Search the records for "relatives" and copy each line that holds it.

* _Data shown_

----

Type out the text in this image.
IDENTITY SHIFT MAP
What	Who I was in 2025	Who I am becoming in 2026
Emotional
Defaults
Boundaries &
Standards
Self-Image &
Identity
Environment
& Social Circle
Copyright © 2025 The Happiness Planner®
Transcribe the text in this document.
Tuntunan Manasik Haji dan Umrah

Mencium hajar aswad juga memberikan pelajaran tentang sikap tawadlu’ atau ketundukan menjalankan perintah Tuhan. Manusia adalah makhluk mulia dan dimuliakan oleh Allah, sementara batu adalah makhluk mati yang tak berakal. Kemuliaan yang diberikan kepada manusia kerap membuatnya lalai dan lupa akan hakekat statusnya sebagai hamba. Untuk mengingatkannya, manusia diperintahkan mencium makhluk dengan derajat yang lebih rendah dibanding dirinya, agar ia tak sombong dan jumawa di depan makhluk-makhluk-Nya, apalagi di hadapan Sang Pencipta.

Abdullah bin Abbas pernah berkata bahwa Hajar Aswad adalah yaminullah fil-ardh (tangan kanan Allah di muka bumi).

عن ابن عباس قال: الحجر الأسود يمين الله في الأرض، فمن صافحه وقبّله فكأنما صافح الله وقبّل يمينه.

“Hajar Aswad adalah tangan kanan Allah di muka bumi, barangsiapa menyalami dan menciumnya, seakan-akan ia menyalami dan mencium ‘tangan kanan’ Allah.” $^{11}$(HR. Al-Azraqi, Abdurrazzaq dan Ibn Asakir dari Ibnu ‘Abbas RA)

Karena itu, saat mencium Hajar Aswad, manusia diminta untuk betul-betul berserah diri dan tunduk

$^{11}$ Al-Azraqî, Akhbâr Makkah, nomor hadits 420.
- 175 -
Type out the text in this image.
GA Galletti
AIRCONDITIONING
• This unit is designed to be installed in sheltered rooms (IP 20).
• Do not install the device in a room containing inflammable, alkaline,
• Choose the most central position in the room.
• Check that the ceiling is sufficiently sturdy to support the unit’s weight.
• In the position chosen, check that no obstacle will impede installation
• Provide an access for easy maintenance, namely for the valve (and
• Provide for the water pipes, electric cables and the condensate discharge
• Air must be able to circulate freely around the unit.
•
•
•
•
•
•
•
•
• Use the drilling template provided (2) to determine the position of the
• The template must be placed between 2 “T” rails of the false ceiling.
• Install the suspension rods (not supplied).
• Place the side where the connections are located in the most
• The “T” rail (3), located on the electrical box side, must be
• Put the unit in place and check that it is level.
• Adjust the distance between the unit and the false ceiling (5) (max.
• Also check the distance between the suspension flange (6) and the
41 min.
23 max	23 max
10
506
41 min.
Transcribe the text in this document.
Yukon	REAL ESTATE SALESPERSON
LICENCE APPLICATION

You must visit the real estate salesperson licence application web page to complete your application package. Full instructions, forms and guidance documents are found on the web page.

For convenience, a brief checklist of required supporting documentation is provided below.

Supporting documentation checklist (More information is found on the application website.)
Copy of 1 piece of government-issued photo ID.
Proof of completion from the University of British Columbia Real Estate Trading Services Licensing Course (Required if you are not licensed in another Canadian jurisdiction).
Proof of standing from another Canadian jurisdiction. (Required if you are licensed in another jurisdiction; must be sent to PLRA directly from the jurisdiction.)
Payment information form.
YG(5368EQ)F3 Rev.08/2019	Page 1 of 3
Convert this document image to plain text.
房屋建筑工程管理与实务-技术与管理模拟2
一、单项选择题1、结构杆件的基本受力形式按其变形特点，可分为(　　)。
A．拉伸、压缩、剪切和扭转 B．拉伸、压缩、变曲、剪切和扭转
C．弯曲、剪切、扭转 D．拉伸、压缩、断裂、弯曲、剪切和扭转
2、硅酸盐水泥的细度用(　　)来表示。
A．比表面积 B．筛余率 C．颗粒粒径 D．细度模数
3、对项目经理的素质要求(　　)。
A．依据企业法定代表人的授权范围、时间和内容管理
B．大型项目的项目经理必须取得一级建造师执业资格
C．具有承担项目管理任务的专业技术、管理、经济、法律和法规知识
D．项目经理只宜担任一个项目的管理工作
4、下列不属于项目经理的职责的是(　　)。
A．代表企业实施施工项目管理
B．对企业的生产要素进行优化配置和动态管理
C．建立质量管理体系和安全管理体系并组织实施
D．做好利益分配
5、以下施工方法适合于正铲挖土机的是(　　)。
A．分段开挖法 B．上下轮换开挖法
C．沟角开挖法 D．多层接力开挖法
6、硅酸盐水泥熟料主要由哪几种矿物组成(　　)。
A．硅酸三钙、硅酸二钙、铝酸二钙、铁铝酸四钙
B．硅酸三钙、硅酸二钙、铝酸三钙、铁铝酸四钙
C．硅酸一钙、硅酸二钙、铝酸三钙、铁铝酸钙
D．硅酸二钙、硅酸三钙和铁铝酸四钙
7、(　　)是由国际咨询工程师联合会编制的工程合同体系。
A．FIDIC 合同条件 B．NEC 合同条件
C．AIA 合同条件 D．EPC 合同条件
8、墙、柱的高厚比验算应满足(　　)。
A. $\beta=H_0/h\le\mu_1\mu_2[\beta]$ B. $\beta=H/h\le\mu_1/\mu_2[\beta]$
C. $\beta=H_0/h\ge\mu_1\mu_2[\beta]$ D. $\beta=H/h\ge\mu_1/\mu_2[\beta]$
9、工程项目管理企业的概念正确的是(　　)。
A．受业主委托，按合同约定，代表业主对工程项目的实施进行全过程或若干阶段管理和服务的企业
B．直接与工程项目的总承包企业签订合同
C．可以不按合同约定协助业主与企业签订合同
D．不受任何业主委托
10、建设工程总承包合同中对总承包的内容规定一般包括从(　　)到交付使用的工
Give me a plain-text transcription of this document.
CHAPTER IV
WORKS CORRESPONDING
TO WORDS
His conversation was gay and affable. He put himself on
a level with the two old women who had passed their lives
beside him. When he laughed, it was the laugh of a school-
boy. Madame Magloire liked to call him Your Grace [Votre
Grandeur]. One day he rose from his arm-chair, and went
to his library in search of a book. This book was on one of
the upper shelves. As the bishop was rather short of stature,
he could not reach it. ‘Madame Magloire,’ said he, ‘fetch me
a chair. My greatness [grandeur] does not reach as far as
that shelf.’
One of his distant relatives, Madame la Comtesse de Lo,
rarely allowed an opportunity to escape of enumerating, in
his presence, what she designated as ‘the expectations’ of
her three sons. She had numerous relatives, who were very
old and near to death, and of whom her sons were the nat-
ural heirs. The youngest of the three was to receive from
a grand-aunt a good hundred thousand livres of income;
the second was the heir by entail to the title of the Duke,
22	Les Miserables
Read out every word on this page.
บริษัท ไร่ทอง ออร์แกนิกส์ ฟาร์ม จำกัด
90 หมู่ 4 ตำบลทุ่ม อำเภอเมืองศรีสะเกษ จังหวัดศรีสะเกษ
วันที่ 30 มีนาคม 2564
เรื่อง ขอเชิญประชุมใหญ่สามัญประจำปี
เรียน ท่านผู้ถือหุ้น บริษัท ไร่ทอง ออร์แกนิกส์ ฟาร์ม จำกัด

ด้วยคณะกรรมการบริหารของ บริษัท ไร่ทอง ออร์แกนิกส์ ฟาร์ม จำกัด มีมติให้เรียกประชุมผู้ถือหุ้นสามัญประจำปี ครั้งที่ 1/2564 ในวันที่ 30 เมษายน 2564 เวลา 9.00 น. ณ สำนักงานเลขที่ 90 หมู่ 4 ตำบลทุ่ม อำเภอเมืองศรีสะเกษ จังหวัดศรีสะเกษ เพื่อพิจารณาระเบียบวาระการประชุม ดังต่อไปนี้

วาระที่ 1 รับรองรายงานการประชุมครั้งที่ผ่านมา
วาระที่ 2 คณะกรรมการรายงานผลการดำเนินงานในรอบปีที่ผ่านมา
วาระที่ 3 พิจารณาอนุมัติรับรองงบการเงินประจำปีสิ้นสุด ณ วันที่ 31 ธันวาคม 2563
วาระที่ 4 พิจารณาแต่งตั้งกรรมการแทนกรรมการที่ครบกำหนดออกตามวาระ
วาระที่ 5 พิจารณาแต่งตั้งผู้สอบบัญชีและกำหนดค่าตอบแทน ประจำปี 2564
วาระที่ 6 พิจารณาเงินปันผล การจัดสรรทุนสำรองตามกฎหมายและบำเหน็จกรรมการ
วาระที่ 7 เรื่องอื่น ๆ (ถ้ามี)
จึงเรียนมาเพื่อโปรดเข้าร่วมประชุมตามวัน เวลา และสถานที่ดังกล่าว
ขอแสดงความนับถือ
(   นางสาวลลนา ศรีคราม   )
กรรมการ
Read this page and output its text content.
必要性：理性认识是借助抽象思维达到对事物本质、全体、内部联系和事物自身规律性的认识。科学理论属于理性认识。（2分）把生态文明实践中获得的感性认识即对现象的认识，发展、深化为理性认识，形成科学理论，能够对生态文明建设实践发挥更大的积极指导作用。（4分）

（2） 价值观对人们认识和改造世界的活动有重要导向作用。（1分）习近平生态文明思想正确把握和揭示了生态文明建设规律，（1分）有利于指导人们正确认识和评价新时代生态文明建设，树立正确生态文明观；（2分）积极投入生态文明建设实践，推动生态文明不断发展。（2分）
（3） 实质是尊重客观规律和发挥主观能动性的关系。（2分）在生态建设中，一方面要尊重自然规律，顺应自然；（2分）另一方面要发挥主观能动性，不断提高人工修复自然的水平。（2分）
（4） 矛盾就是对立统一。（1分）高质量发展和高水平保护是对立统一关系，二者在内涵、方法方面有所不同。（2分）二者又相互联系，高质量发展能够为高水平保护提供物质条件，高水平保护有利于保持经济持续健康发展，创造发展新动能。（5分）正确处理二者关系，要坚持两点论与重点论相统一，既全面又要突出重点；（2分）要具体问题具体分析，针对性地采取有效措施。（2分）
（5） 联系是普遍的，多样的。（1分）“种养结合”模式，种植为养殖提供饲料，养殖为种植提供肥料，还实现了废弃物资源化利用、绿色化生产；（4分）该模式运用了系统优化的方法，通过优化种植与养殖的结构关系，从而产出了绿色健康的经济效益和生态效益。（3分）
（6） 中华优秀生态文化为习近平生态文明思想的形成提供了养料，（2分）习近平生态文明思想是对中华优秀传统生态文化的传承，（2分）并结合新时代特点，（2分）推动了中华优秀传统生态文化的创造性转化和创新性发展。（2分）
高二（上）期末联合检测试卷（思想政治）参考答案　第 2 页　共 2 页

----

* _Output_
One of his distant relatives, Madame la Comtesse de Lo,
her three sons. She had numerous relatives, who were very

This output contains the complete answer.